Data listing
□ □ □
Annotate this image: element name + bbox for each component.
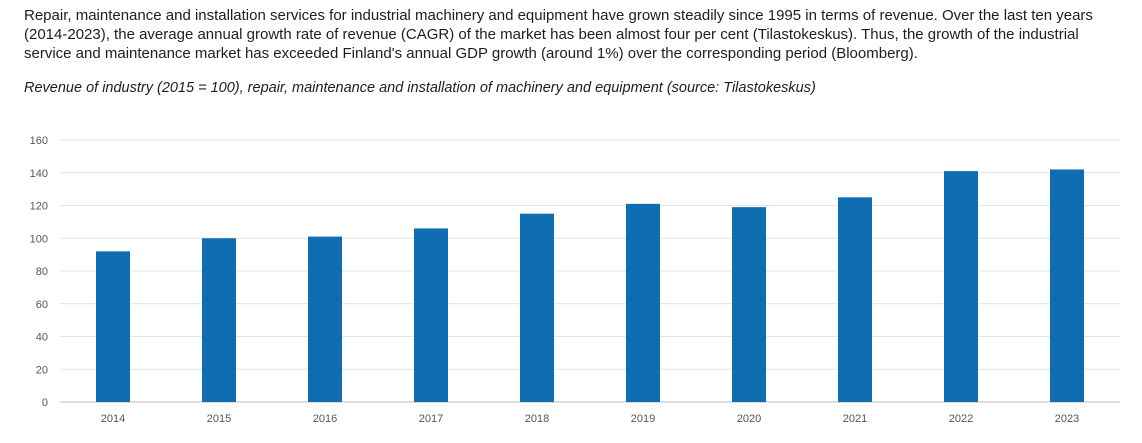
bar-2014[interactable]: [96, 251, 130, 402]
x-tick-label: 2023: [1055, 413, 1079, 425]
x-tick-label: 2017: [419, 413, 443, 425]
x-tick-label: 2019: [631, 413, 655, 425]
bar-2022[interactable]: [944, 171, 978, 402]
y-tick-label: 40: [36, 332, 48, 344]
y-tick-label: 60: [36, 299, 48, 311]
bar-2018[interactable]: [520, 213, 554, 402]
bar-2015[interactable]: [202, 238, 236, 402]
x-tick-label: 2022: [949, 413, 973, 425]
x-tick-label: 2020: [737, 413, 761, 425]
bars: [96, 169, 1084, 402]
bar-2023[interactable]: [1050, 169, 1084, 402]
x-tick-label: 2016: [313, 413, 337, 425]
y-tick-label: 140: [30, 168, 48, 180]
intro-paragraph: Repair, maintenance and installation ser…: [24, 7, 1093, 62]
y-tick-label: 100: [30, 233, 48, 245]
y-tick-label: 0: [42, 397, 48, 409]
bar-2016[interactable]: [308, 236, 342, 402]
y-tick-label: 160: [30, 135, 48, 147]
x-tick-label: 2021: [843, 413, 867, 425]
y-tick-label: 20: [36, 364, 48, 376]
x-axis-ticks: 2014 2015 2016 2017 2018 2019 2020 2021 2022 2023: [101, 413, 1079, 425]
x-tick-label: 2014: [101, 413, 125, 425]
bar-2017[interactable]: [414, 228, 448, 402]
bar-2021[interactable]: [838, 197, 872, 402]
bar-2020[interactable]: [732, 207, 766, 402]
bar-2019[interactable]: [626, 203, 660, 402]
y-tick-label: 80: [36, 266, 48, 278]
y-tick-label: 120: [30, 201, 48, 213]
y-axis-ticks: 0 20 40 60 80 100 120 140 160: [30, 135, 48, 409]
x-tick-label: 2018: [525, 413, 549, 425]
x-tick-label: 2015: [207, 413, 231, 425]
chart-caption: Revenue of industry (2015 = 100), repair…: [24, 80, 816, 96]
gridlines: [60, 139, 1120, 403]
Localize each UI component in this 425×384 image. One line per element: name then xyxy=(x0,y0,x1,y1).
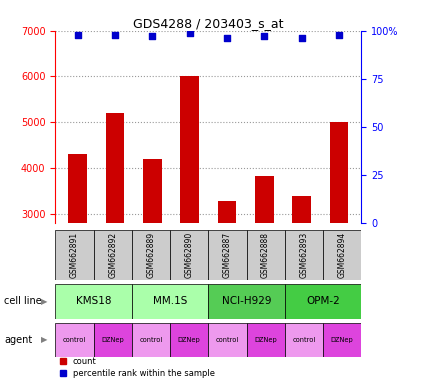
Legend: count, percentile rank within the sample: count, percentile rank within the sample xyxy=(60,358,215,378)
Text: agent: agent xyxy=(4,335,32,345)
Bar xyxy=(68,154,87,351)
Bar xyxy=(292,196,311,351)
Text: GSM662889: GSM662889 xyxy=(146,232,156,278)
Text: GSM662894: GSM662894 xyxy=(337,232,347,278)
Text: GSM662893: GSM662893 xyxy=(299,232,309,278)
FancyBboxPatch shape xyxy=(208,323,246,357)
Bar xyxy=(143,159,162,351)
Point xyxy=(298,35,305,41)
Text: GSM662892: GSM662892 xyxy=(108,232,117,278)
FancyBboxPatch shape xyxy=(94,230,132,280)
Text: ▶: ▶ xyxy=(41,335,48,344)
Bar xyxy=(180,76,199,351)
Point xyxy=(186,30,193,36)
Point xyxy=(74,31,81,38)
Text: control: control xyxy=(63,337,86,343)
Text: DZNep: DZNep xyxy=(331,337,354,343)
Point xyxy=(149,33,156,40)
FancyBboxPatch shape xyxy=(132,323,170,357)
Text: GSM662888: GSM662888 xyxy=(261,232,270,278)
FancyBboxPatch shape xyxy=(55,323,94,357)
Text: DZNep: DZNep xyxy=(101,337,124,343)
FancyBboxPatch shape xyxy=(246,323,285,357)
Text: DZNep: DZNep xyxy=(254,337,277,343)
Bar xyxy=(106,113,124,351)
Text: MM.1S: MM.1S xyxy=(153,296,187,306)
FancyBboxPatch shape xyxy=(208,230,246,280)
Text: control: control xyxy=(139,337,162,343)
Text: GSM662890: GSM662890 xyxy=(184,232,194,278)
FancyBboxPatch shape xyxy=(323,230,361,280)
Text: cell line: cell line xyxy=(4,296,42,306)
FancyBboxPatch shape xyxy=(55,284,132,319)
FancyBboxPatch shape xyxy=(132,284,208,319)
Text: OPM-2: OPM-2 xyxy=(306,296,340,306)
Bar xyxy=(218,201,236,351)
Text: NCI-H929: NCI-H929 xyxy=(222,296,271,306)
FancyBboxPatch shape xyxy=(208,284,285,319)
FancyBboxPatch shape xyxy=(132,230,170,280)
FancyBboxPatch shape xyxy=(170,230,208,280)
FancyBboxPatch shape xyxy=(285,323,323,357)
Text: control: control xyxy=(216,337,239,343)
Point xyxy=(261,33,268,40)
FancyBboxPatch shape xyxy=(285,230,323,280)
Bar xyxy=(255,176,274,351)
FancyBboxPatch shape xyxy=(170,323,208,357)
FancyBboxPatch shape xyxy=(94,323,132,357)
FancyBboxPatch shape xyxy=(323,323,361,357)
Text: GSM662891: GSM662891 xyxy=(70,232,79,278)
FancyBboxPatch shape xyxy=(246,230,285,280)
Text: ▶: ▶ xyxy=(41,297,48,306)
Point xyxy=(224,35,230,41)
FancyBboxPatch shape xyxy=(285,284,361,319)
Text: KMS18: KMS18 xyxy=(76,296,111,306)
Text: GSM662887: GSM662887 xyxy=(223,232,232,278)
Text: DZNep: DZNep xyxy=(178,337,201,343)
Point xyxy=(111,31,118,38)
Bar xyxy=(329,122,348,351)
Text: control: control xyxy=(292,337,315,343)
Point xyxy=(335,31,342,38)
FancyBboxPatch shape xyxy=(55,230,94,280)
Title: GDS4288 / 203403_s_at: GDS4288 / 203403_s_at xyxy=(133,17,283,30)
□ □ □
# Task statement:
Rewrite the lines from the one containing "Legend: count, percentile" through the one containing "Point xyxy=(74,31,81,38)", inclusive, as a JSON list of strings with one string per line, omitting blank lines.

# Complete response:
[
  "Legend: count, percentile rank within the sample: count, percentile rank within the sample xyxy=(60,358,215,378)",
  "Text: agent: agent xyxy=(4,335,32,345)",
  "Bar xyxy=(68,154,87,351)",
  "Bar xyxy=(292,196,311,351)",
  "Text: GSM662889: GSM662889 xyxy=(146,232,156,278)",
  "Text: GSM662894: GSM662894 xyxy=(337,232,347,278)",
  "Text: GSM662893: GSM662893 xyxy=(299,232,309,278)",
  "FancyBboxPatch shape xyxy=(208,323,246,357)",
  "Bar xyxy=(143,159,162,351)",
  "Point xyxy=(298,35,305,41)",
  "Text: GSM662892: GSM662892 xyxy=(108,232,117,278)",
  "FancyBboxPatch shape xyxy=(94,230,132,280)",
  "Text: ▶: ▶ xyxy=(41,335,48,344)",
  "Bar xyxy=(180,76,199,351)",
  "Point xyxy=(186,30,193,36)",
  "Point xyxy=(74,31,81,38)"
]